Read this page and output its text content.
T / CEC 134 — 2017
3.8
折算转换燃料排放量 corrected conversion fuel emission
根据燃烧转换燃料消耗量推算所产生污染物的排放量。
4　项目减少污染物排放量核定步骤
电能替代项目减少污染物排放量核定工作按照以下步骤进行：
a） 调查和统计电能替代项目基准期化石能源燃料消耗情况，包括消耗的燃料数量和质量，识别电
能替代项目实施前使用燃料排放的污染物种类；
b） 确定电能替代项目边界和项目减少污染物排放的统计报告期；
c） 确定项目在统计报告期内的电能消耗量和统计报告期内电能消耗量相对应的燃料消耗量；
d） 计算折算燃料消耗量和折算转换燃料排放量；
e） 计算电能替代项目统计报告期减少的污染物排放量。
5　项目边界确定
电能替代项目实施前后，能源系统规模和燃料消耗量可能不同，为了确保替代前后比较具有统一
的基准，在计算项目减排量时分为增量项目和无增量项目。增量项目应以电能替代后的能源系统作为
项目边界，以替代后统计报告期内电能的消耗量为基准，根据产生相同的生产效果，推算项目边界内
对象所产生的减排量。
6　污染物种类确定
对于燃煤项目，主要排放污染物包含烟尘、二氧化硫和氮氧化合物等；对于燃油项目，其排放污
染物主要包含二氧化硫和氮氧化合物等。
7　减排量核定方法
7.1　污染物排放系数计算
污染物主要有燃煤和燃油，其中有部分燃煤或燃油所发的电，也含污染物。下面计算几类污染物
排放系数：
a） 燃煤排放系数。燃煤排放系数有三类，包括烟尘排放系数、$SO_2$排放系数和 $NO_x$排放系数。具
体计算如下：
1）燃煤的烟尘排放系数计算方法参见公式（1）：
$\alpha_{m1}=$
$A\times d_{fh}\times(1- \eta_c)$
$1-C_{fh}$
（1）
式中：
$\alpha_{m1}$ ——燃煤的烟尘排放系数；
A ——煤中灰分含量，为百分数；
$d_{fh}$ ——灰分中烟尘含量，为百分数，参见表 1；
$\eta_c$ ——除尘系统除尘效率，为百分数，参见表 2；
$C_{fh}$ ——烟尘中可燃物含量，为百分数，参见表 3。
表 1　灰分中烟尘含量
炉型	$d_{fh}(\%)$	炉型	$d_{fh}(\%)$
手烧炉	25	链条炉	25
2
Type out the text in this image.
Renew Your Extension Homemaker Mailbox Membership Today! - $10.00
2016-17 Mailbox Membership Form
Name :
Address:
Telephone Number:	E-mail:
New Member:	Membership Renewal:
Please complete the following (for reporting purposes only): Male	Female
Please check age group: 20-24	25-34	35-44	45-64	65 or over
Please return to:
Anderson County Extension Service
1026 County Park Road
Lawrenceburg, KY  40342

----

--- DO THIS ---
Please reproduce all of the entries exactly as they stand.

--- EXERCISE OUTPUT ---
Read this page and output its text content.
T / CEC 134 — 2017
3.8
折算转换燃料排放量 corrected conversion fuel emission
根据燃烧转换燃料消耗量推算所产生污染物的排放量。
4　项目减少污染物排放量核定步骤
电能替代项目减少污染物排放量核定工作按照以下步骤进行：
a） 调查和统计电能替代项目基准期化石能源燃料消耗情况，包括消耗的燃料数量和质量，识别电
能替代项目实施前使用燃料排放的污染物种类；
b） 确定电能替代项目边界和项目减少污染物排放的统计报告期；
c） 确定项目在统计报告期内的电能消耗量和统计报告期内电能消耗量相对应的燃料消耗量；
d） 计算折算燃料消耗量和折算转换燃料排放量；
e） 计算电能替代项目统计报告期减少的污染物排放量。
5　项目边界确定
电能替代项目实施前后，能源系统规模和燃料消耗量可能不同，为了确保替代前后比较具有统一
的基准，在计算项目减排量时分为增量项目和无增量项目。增量项目应以电能替代后的能源系统作为
项目边界，以替代后统计报告期内电能的消耗量为基准，根据产生相同的生产效果，推算项目边界内
对象所产生的减排量。
6　污染物种类确定
对于燃煤项目，主要排放污染物包含烟尘、二氧化硫和氮氧化合物等；对于燃油项目，其排放污
染物主要包含二氧化硫和氮氧化合物等。
7　减排量核定方法
7.1　污染物排放系数计算
污染物主要有燃煤和燃油，其中有部分燃煤或燃油所发的电，也含污染物。下面计算几类污染物
排放系数：
a） 燃煤排放系数。燃煤排放系数有三类，包括烟尘排放系数、$SO_2$排放系数和 $NO_x$排放系数。具
体计算如下：
1）燃煤的烟尘排放系数计算方法参见公式（1）：
$\alpha_{m1}=$
$A\times d_{fh}\times(1- \eta_c)$
$1-C_{fh}$
（1）
式中：
$\alpha_{m1}$ ——燃煤的烟尘排放系数；
A ——煤中灰分含量，为百分数；
$d_{fh}$ ——灰分中烟尘含量，为百分数，参见表 1；
$\eta_c$ ——除尘系统除尘效率，为百分数，参见表 2；
$C_{fh}$ ——烟尘中可燃物含量，为百分数，参见表 3。
表 1　灰分中烟尘含量
炉型	$d_{fh}(\%)$	炉型	$d_{fh}(\%)$
手烧炉	25	链条炉	25
2
Type out the text in this image.
Renew Your Extension Homemaker Mailbox Membership Today! - $10.00
2016-17 Mailbox Membership Form
Name :
Address:
Telephone Number:	E-mail:
New Member:	Membership Renewal:
Please complete the following (for reporting purposes only): Male	Female
Please check age group: 20-24	25-34	35-44	45-64	65 or over
Please return to:
Anderson County Extension Service
1026 County Park Road
Lawrenceburg, KY  40342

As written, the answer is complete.